## Problem statement:
Find how many lines contain "from" and state only that number.

## Data entries:
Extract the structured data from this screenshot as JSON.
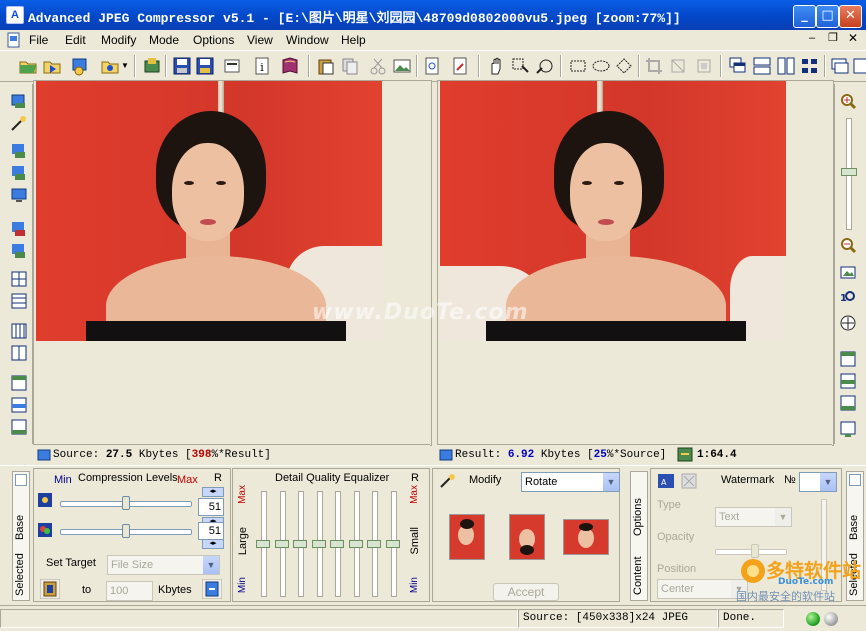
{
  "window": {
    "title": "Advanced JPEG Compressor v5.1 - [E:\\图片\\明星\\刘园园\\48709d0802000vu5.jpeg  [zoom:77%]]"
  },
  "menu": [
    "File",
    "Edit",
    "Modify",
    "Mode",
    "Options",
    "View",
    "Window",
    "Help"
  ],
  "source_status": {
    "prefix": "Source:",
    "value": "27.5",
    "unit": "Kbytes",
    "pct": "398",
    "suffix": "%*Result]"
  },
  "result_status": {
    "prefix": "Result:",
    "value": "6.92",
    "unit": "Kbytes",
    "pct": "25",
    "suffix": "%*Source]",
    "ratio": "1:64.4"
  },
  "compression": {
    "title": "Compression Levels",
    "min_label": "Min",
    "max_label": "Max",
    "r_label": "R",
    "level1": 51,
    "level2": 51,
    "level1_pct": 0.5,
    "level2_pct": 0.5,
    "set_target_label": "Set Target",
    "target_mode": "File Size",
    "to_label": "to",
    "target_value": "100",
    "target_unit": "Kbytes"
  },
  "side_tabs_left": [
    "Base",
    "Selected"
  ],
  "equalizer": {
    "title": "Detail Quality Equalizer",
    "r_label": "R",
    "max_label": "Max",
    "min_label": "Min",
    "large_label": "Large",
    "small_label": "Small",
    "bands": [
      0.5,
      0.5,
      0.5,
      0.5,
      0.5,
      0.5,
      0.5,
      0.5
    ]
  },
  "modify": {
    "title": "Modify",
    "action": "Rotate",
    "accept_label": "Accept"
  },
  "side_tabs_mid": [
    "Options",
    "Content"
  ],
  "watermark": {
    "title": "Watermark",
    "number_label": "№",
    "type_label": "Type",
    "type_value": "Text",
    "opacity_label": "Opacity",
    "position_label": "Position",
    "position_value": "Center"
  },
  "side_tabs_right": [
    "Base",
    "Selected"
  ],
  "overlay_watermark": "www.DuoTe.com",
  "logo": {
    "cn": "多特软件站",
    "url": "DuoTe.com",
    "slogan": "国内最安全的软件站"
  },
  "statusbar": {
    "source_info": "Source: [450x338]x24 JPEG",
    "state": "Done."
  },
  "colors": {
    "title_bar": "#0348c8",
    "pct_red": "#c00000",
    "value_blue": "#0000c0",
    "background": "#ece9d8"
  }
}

...

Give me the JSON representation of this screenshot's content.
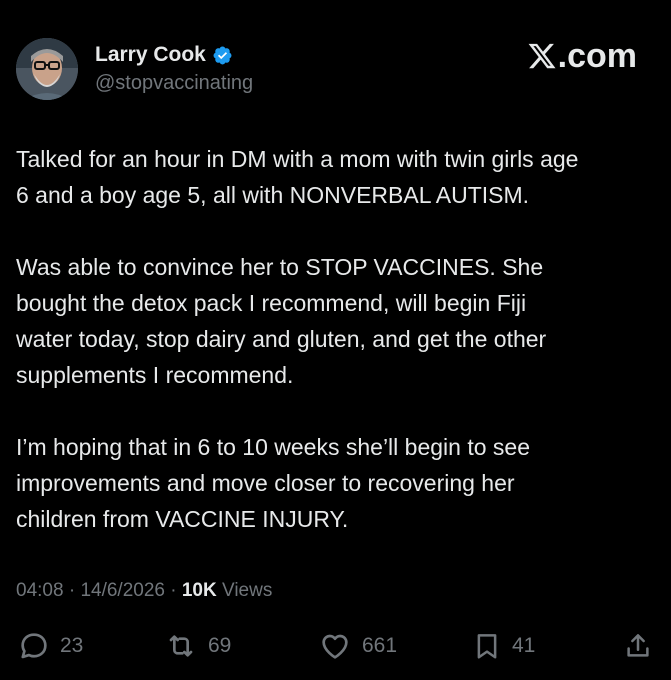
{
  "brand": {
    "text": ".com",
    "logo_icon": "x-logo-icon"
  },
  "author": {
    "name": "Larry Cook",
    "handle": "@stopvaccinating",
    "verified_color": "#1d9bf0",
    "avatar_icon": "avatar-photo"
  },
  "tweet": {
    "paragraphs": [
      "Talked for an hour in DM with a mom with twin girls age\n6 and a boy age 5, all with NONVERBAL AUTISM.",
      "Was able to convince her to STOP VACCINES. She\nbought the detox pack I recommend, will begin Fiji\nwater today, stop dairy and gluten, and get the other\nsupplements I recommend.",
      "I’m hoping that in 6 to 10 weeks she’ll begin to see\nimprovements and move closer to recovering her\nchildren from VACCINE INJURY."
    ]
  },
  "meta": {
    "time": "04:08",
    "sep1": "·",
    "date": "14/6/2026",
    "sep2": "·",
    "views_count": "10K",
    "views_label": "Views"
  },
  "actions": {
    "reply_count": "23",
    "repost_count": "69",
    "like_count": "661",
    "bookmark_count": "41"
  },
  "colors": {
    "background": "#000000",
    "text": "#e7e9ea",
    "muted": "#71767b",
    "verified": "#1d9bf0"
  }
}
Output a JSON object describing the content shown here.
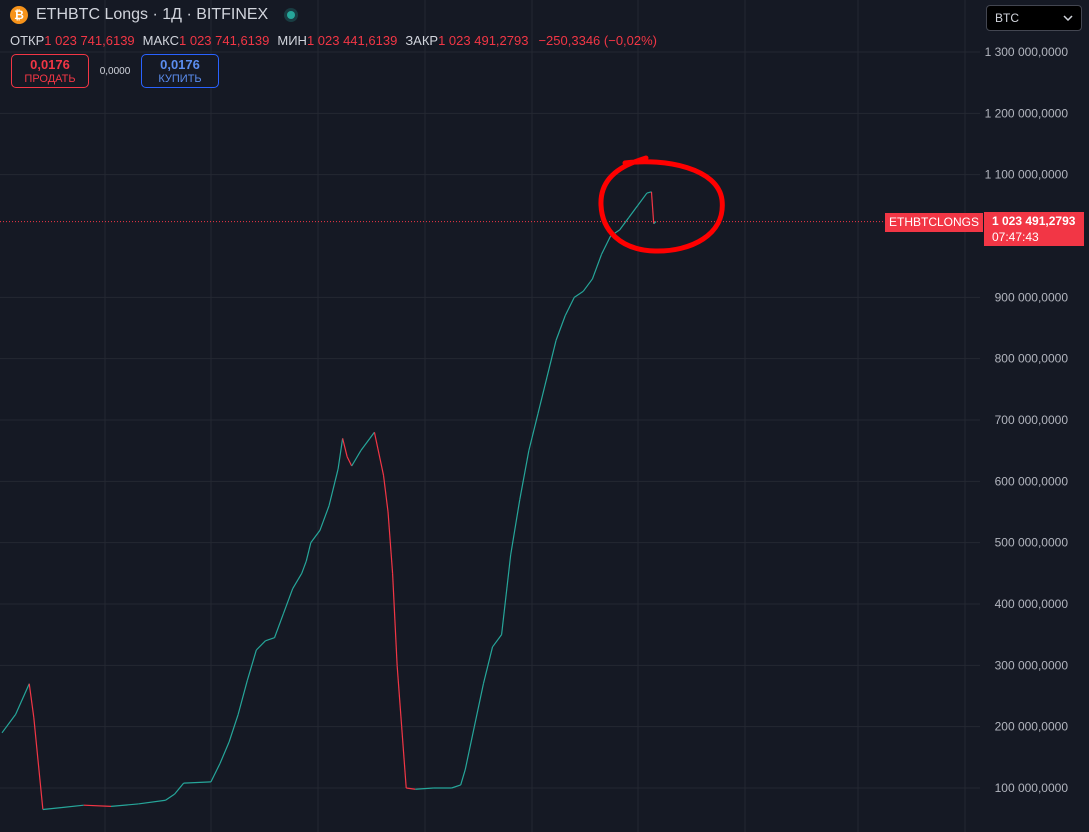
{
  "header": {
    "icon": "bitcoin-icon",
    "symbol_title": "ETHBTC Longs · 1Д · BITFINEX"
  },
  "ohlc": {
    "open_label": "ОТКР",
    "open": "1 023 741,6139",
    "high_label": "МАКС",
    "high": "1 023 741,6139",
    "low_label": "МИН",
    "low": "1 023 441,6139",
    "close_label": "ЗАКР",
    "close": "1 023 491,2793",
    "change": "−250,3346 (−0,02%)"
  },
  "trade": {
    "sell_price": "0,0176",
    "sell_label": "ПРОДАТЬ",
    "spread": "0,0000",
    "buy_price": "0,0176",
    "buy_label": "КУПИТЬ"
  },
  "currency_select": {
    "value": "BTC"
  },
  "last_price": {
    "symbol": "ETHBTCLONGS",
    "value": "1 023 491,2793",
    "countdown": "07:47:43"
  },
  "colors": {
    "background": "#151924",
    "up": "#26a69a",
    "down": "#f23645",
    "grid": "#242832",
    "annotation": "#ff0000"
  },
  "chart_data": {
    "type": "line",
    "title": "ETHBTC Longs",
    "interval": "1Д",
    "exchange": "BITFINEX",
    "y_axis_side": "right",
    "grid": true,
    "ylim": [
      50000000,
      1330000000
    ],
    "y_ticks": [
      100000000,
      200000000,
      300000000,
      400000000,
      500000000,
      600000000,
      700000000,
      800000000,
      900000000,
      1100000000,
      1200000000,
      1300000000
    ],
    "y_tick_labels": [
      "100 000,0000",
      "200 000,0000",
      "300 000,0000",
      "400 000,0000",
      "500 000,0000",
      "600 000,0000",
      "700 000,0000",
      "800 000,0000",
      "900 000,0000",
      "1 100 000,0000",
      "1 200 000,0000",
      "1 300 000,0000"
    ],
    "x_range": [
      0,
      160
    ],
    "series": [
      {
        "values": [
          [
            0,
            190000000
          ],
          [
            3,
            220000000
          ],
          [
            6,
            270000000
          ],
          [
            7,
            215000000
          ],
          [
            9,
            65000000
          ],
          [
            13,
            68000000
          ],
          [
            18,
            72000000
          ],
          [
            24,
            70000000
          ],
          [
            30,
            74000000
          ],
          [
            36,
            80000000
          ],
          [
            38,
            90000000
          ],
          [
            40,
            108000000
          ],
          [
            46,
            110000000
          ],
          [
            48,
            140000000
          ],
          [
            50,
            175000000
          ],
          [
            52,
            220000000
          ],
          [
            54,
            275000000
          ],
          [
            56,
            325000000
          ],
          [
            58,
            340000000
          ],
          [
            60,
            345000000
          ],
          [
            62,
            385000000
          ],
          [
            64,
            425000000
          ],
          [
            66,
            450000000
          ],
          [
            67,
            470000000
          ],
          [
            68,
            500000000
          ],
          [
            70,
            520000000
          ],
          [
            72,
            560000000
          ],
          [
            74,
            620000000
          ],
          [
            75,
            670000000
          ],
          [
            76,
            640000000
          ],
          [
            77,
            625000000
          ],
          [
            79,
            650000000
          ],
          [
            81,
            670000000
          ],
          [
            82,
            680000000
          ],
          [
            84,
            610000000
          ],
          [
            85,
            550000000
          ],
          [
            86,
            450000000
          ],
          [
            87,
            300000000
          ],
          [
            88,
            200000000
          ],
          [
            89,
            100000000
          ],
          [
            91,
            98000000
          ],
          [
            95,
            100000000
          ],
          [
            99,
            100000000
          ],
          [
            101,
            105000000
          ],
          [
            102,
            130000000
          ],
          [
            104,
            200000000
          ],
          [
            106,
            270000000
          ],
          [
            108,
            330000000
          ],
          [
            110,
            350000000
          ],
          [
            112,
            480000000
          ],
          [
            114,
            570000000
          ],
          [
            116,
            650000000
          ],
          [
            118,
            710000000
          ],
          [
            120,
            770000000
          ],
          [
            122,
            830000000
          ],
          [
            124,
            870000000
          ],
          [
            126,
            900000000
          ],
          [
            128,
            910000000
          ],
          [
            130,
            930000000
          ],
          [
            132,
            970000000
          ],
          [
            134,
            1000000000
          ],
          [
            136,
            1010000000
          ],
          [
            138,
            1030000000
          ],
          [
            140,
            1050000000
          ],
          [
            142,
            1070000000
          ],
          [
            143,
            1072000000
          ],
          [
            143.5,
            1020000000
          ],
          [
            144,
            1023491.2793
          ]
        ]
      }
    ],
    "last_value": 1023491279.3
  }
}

## Expected answer:
2